▸ **AIM OF THE TASK**:
Select lines where the word "mousse" appears.

▸ **RECORD EXTRACTS**:
==============================

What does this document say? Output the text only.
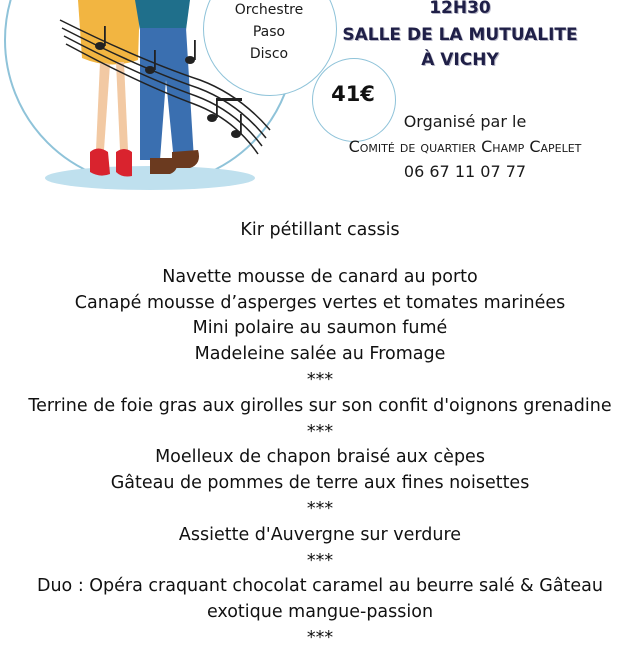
Orchestre
Paso
Disco
41€
12H30
SALLE DE LA MUTUALITE
À VICHY
Organisé par le
Comité de quartier Champ Capelet
06 67 11 07 77
Kir pétillant cassis
Navette mousse de canard au porto
Canapé mousse d’asperges vertes et tomates marinées
Mini polaire au saumon fumé
Madeleine salée au Fromage
***
Terrine de foie gras aux girolles sur son confit d'oignons grenadine
***
Moelleux de chapon braisé aux cèpes
Gâteau de pommes de terre aux fines noisettes
***
Assiette d'Auvergne sur verdure
***
Duo : Opéra craquant chocolat caramel au beurre salé & Gâteau
exotique mangue-passion
***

==============================

▸ **FULL ANSWER**:
Navette mousse de canard au porto
Canapé mousse d’asperges vertes et tomates marinées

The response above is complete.